— Problem requirements —
Set down all of the data exactly as it appears.

Dataset items:
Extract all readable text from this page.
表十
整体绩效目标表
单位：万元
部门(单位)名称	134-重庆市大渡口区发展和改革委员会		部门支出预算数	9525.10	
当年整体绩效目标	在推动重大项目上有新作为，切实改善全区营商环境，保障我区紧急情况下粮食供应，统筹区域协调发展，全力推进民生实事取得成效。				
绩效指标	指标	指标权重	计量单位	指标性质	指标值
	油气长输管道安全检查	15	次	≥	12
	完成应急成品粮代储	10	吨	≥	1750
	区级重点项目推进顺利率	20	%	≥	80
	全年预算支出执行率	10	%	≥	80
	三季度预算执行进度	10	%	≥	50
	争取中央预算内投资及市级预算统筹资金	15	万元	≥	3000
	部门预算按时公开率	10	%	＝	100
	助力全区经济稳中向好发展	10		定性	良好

— Output for this exercise —
Extract all readable text from this page.
表十
整体绩效目标表
单位：万元
部门(单位)名称	134-重庆市大渡口区发展和改革委员会		部门支出预算数	9525.10	
当年整体绩效目标	在推动重大项目上有新作为，切实改善全区营商环境，保障我区紧急情况下粮食供应，统筹区域协调发展，全力推进民生实事取得成效。				
绩效指标	指标	指标权重	计量单位	指标性质	指标值
	油气长输管道安全检查	15	次	≥	12
	完成应急成品粮代储	10	吨	≥	1750
	区级重点项目推进顺利率	20	%	≥	80
	全年预算支出执行率	10	%	≥	80
	三季度预算执行进度	10	%	≥	50
	争取中央预算内投资及市级预算统筹资金	15	万元	≥	3000
	部门预算按时公开率	10	%	＝	100
	助力全区经济稳中向好发展	10		定性	良好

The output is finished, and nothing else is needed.